3. Подлинная мысль Ницше представляет собой своего рода систему мысли, в основании которой находится смерть Бога, в середине — проистекающий из нее нигилизм, а в конце — самопреодоление нигилизма в вечном возвращении. Этому соответствует тройное превращение духа в первой речи Заратустры. «Ты должен» христианской веры превращается в освобожденный дух «Я хочу»; в «пустыне его свободы» для ничто происходит последнее и самое трудное превращение «Я хочу» в вечно возвращающееся бытие детской игры в уничтожение и созидание — «Я хочу» в «Я есмь» и есмь именно в целостности бытия. В этом последнем превращении свободы для ничто в добровольную необходимость вечного возвращения того же самого, носящая у Ницше временной характер судьба осуществляется как «вечная», его эго становится для него фатумом. И «Ессе homo», этот случай бытия, должно показать, что «становятся» только тем, чем уже «являются», ибо высочайшим светилом бытия является необходимость, в которой совпадают случайность и самобытие.

Щит необходимости!
Высочайшее созвездье бытия!
Не достигнутое ни единым желанием,
не запятнанное ни единым отказом,
вечное согласие Бытия,
вечное согласие бытия — это я,
ибо я люблю тебя, Вечность![701]

Под «щитом необходимости», то есть античным фатумом, случайность существования вновь пребывает в целостности бытия.

ПЕРЕЧЕНЬ:
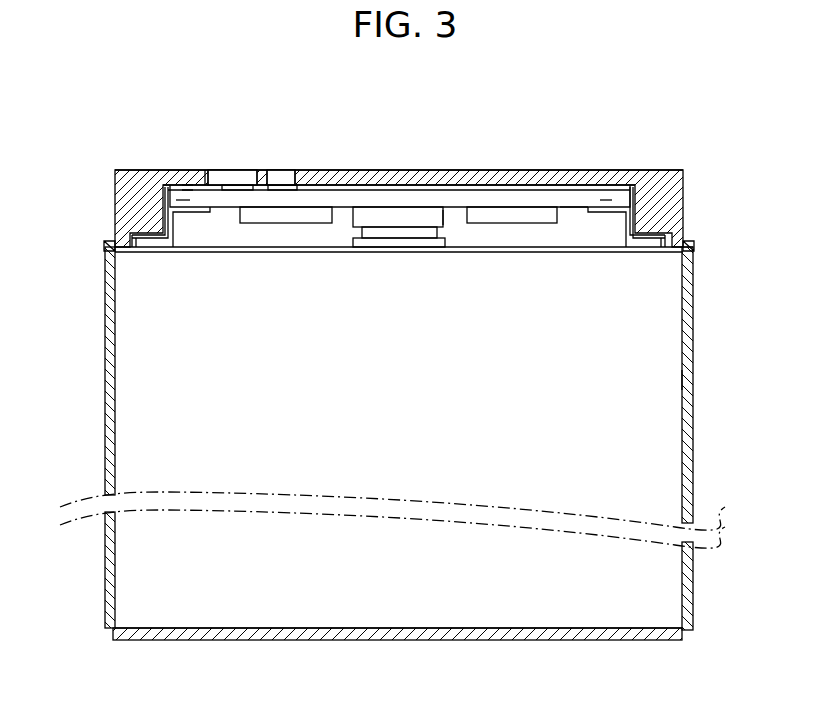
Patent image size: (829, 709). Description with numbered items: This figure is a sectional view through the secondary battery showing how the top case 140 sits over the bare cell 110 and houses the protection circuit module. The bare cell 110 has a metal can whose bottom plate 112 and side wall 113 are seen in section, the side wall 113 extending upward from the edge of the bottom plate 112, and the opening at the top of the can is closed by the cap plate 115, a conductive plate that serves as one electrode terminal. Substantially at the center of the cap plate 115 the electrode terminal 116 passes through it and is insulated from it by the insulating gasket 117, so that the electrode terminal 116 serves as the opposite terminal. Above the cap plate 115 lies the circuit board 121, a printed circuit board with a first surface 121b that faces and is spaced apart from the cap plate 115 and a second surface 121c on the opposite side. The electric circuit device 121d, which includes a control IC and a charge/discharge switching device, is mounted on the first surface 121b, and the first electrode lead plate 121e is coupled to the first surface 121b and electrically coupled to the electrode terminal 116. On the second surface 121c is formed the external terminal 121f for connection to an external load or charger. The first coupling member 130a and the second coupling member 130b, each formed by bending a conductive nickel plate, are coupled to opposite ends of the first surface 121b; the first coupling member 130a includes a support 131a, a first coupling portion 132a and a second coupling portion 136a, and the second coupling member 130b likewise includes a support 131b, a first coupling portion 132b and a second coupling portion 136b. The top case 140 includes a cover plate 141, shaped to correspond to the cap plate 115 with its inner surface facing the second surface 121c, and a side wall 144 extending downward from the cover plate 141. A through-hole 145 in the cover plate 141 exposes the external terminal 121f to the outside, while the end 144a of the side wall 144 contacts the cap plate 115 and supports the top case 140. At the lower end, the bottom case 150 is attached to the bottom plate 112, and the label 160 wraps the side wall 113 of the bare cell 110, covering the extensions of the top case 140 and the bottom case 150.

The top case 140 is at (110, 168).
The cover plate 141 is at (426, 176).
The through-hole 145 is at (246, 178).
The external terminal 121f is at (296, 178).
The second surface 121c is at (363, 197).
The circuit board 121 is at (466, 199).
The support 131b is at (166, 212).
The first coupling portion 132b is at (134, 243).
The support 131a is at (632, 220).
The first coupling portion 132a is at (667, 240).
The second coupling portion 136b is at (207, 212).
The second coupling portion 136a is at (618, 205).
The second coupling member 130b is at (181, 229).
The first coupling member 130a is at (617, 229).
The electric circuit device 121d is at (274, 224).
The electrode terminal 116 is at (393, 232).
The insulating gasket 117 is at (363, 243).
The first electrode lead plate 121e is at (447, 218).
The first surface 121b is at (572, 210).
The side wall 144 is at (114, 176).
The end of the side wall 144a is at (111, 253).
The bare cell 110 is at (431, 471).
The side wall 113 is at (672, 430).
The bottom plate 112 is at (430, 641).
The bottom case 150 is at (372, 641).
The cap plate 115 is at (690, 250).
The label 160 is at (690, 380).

---

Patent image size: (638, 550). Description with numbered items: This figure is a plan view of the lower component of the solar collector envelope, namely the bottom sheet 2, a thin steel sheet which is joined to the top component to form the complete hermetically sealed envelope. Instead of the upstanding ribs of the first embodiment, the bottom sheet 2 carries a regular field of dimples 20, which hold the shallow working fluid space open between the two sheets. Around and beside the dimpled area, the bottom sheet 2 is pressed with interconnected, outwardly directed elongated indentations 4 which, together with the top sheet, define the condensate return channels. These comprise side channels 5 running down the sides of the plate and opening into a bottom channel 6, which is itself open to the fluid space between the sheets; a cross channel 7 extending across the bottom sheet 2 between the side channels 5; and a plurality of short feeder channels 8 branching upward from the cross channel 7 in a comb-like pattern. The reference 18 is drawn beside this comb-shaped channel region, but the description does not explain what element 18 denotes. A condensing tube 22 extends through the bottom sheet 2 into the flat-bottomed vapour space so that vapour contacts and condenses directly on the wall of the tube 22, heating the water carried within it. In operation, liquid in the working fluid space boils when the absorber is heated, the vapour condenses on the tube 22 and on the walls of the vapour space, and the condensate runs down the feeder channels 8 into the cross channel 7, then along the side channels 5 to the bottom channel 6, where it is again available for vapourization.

СУТЬ ЗАДАНИЯ:
Укажите, что, согласно фрагменту о мысли Ницше, находится в основании его системы мысли.

ВЫПОЛНЕННОЕ ЗАДАНИЕ:
Смерть Бога.